(Written instruction):
Repeat the material exactly, leaving nothing out.

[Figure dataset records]
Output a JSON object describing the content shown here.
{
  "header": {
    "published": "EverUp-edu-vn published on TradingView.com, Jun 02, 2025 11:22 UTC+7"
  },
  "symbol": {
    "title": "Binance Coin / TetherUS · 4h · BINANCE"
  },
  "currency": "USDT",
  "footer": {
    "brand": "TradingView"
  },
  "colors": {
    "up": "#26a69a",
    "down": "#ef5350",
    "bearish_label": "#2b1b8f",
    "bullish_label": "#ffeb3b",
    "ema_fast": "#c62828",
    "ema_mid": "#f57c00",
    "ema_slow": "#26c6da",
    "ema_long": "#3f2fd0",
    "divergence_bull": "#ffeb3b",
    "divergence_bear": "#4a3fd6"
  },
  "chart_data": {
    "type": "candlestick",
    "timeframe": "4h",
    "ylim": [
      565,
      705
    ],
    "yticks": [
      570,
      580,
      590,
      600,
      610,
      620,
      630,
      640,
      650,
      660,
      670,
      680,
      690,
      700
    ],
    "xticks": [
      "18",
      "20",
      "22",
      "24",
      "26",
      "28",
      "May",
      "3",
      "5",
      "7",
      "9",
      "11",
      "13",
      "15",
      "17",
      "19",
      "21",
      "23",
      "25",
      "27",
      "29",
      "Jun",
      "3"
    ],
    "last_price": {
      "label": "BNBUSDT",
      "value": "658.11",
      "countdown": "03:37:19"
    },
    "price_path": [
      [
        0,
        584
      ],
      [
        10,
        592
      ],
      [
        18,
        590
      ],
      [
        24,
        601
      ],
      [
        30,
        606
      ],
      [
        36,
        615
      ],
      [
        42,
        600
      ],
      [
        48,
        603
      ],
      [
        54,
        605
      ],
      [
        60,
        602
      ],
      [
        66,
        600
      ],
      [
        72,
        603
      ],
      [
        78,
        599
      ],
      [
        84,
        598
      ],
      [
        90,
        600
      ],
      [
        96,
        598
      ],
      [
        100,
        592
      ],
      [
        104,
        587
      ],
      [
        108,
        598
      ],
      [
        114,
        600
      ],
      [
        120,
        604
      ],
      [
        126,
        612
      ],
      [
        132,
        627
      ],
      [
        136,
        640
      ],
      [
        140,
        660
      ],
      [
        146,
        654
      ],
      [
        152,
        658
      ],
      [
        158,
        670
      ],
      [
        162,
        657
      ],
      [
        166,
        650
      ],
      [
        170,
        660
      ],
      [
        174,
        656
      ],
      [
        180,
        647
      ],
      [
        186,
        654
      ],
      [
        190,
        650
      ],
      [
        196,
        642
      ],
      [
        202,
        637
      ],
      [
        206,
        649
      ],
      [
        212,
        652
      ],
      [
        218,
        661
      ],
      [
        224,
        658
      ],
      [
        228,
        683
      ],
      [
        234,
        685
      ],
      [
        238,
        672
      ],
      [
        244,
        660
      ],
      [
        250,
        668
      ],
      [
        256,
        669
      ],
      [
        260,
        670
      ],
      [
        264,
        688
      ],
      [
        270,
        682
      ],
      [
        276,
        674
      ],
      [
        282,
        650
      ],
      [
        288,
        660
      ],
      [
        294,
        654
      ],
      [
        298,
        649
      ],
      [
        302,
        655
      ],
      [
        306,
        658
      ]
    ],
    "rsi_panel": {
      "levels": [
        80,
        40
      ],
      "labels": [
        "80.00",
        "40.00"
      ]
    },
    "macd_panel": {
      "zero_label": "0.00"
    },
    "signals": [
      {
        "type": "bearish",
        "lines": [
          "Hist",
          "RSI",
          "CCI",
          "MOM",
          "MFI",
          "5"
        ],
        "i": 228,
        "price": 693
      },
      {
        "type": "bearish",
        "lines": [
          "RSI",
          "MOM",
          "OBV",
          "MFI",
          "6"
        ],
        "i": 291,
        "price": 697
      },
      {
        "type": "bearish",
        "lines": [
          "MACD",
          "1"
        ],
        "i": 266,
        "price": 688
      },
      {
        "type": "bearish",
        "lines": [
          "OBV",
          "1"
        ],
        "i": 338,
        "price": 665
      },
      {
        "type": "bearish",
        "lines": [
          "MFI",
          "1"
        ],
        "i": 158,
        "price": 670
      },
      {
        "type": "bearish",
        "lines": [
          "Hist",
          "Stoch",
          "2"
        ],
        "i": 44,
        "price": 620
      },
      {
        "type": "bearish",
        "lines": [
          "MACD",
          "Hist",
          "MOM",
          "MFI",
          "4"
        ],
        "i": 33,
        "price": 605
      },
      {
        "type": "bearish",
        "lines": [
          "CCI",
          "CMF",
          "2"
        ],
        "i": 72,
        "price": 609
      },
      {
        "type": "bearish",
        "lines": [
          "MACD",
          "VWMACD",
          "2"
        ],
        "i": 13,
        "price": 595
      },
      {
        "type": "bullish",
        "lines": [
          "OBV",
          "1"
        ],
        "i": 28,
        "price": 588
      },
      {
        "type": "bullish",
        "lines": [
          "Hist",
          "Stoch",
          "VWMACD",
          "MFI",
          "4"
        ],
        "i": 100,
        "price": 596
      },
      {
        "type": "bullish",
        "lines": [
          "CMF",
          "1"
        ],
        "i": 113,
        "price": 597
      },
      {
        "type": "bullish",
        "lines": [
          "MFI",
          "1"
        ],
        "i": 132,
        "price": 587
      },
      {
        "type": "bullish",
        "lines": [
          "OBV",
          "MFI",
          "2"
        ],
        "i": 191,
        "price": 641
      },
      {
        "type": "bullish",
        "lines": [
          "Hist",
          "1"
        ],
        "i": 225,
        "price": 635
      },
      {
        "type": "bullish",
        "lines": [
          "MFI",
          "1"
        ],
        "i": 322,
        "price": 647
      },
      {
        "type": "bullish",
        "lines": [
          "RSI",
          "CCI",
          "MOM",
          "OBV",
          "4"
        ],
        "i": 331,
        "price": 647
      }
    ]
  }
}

(Response to this exercise):
Output a JSON object describing the content shown here.
{
  "header": {
    "published": "EverUp-edu-vn published on TradingView.com, Jun 02, 2025 11:22 UTC+7"
  },
  "symbol": {
    "title": "Binance Coin / TetherUS · 4h · BINANCE"
  },
  "currency": "USDT",
  "footer": {
    "brand": "TradingView"
  },
  "colors": {
    "up": "#26a69a",
    "down": "#ef5350",
    "bearish_label": "#2b1b8f",
    "bullish_label": "#ffeb3b",
    "ema_fast": "#c62828",
    "ema_mid": "#f57c00",
    "ema_slow": "#26c6da",
    "ema_long": "#3f2fd0",
    "divergence_bull": "#ffeb3b",
    "divergence_bear": "#4a3fd6"
  },
  "chart_data": {
    "type": "candlestick",
    "timeframe": "4h",
    "ylim": [
      565,
      705
    ],
    "yticks": [
      570,
      580,
      590,
      600,
      610,
      620,
      630,
      640,
      650,
      660,
      670,
      680,
      690,
      700
    ],
    "xticks": [
      "18",
      "20",
      "22",
      "24",
      "26",
      "28",
      "May",
      "3",
      "5",
      "7",
      "9",
      "11",
      "13",
      "15",
      "17",
      "19",
      "21",
      "23",
      "25",
      "27",
      "29",
      "Jun",
      "3"
    ],
    "last_price": {
      "label": "BNBUSDT",
      "value": "658.11",
      "countdown": "03:37:19"
    },
    "price_path": [
      [
        0,
        584
      ],
      [
        10,
        592
      ],
      [
        18,
        590
      ],
      [
        24,
        601
      ],
      [
        30,
        606
      ],
      [
        36,
        615
      ],
      [
        42,
        600
      ],
      [
        48,
        603
      ],
      [
        54,
        605
      ],
      [
        60,
        602
      ],
      [
        66,
        600
      ],
      [
        72,
        603
      ],
      [
        78,
        599
      ],
      [
        84,
        598
      ],
      [
        90,
        600
      ],
      [
        96,
        598
      ],
      [
        100,
        592
      ],
      [
        104,
        587
      ],
      [
        108,
        598
      ],
      [
        114,
        600
      ],
      [
        120,
        604
      ],
      [
        126,
        612
      ],
      [
        132,
        627
      ],
      [
        136,
        640
      ],
      [
        140,
        660
      ],
      [
        146,
        654
      ],
      [
        152,
        658
      ],
      [
        158,
        670
      ],
      [
        162,
        657
      ],
      [
        166,
        650
      ],
      [
        170,
        660
      ],
      [
        174,
        656
      ],
      [
        180,
        647
      ],
      [
        186,
        654
      ],
      [
        190,
        650
      ],
      [
        196,
        642
      ],
      [
        202,
        637
      ],
      [
        206,
        649
      ],
      [
        212,
        652
      ],
      [
        218,
        661
      ],
      [
        224,
        658
      ],
      [
        228,
        683
      ],
      [
        234,
        685
      ],
      [
        238,
        672
      ],
      [
        244,
        660
      ],
      [
        250,
        668
      ],
      [
        256,
        669
      ],
      [
        260,
        670
      ],
      [
        264,
        688
      ],
      [
        270,
        682
      ],
      [
        276,
        674
      ],
      [
        282,
        650
      ],
      [
        288,
        660
      ],
      [
        294,
        654
      ],
      [
        298,
        649
      ],
      [
        302,
        655
      ],
      [
        306,
        658
      ]
    ],
    "rsi_panel": {
      "levels": [
        80,
        40
      ],
      "labels": [
        "80.00",
        "40.00"
      ]
    },
    "macd_panel": {
      "zero_label": "0.00"
    },
    "signals": [
      {
        "type": "bearish",
        "lines": [
          "Hist",
          "RSI",
          "CCI",
          "MOM",
          "MFI",
          "5"
        ],
        "i": 228,
        "price": 693
      },
      {
        "type": "bearish",
        "lines": [
          "RSI",
          "MOM",
          "OBV",
          "MFI",
          "6"
        ],
        "i": 291,
        "price": 697
      },
      {
        "type": "bearish",
        "lines": [
          "MACD",
          "1"
        ],
        "i": 266,
        "price": 688
      },
      {
        "type": "bearish",
        "lines": [
          "OBV",
          "1"
        ],
        "i": 338,
        "price": 665
      },
      {
        "type": "bearish",
        "lines": [
          "MFI",
          "1"
        ],
        "i": 158,
        "price": 670
      },
      {
        "type": "bearish",
        "lines": [
          "Hist",
          "Stoch",
          "2"
        ],
        "i": 44,
        "price": 620
      },
      {
        "type": "bearish",
        "lines": [
          "MACD",
          "Hist",
          "MOM",
          "MFI",
          "4"
        ],
        "i": 33,
        "price": 605
      },
      {
        "type": "bearish",
        "lines": [
          "CCI",
          "CMF",
          "2"
        ],
        "i": 72,
        "price": 609
      },
      {
        "type": "bearish",
        "lines": [
          "MACD",
          "VWMACD",
          "2"
        ],
        "i": 13,
        "price": 595
      },
      {
        "type": "bullish",
        "lines": [
          "OBV",
          "1"
        ],
        "i": 28,
        "price": 588
      },
      {
        "type": "bullish",
        "lines": [
          "Hist",
          "Stoch",
          "VWMACD",
          "MFI",
          "4"
        ],
        "i": 100,
        "price": 596
      },
      {
        "type": "bullish",
        "lines": [
          "CMF",
          "1"
        ],
        "i": 113,
        "price": 597
      },
      {
        "type": "bullish",
        "lines": [
          "MFI",
          "1"
        ],
        "i": 132,
        "price": 587
      },
      {
        "type": "bullish",
        "lines": [
          "OBV",
          "MFI",
          "2"
        ],
        "i": 191,
        "price": 641
      },
      {
        "type": "bullish",
        "lines": [
          "Hist",
          "1"
        ],
        "i": 225,
        "price": 635
      },
      {
        "type": "bullish",
        "lines": [
          "MFI",
          "1"
        ],
        "i": 322,
        "price": 647
      },
      {
        "type": "bullish",
        "lines": [
          "RSI",
          "CCI",
          "MOM",
          "OBV",
          "4"
        ],
        "i": 331,
        "price": 647
      }
    ]
  }
}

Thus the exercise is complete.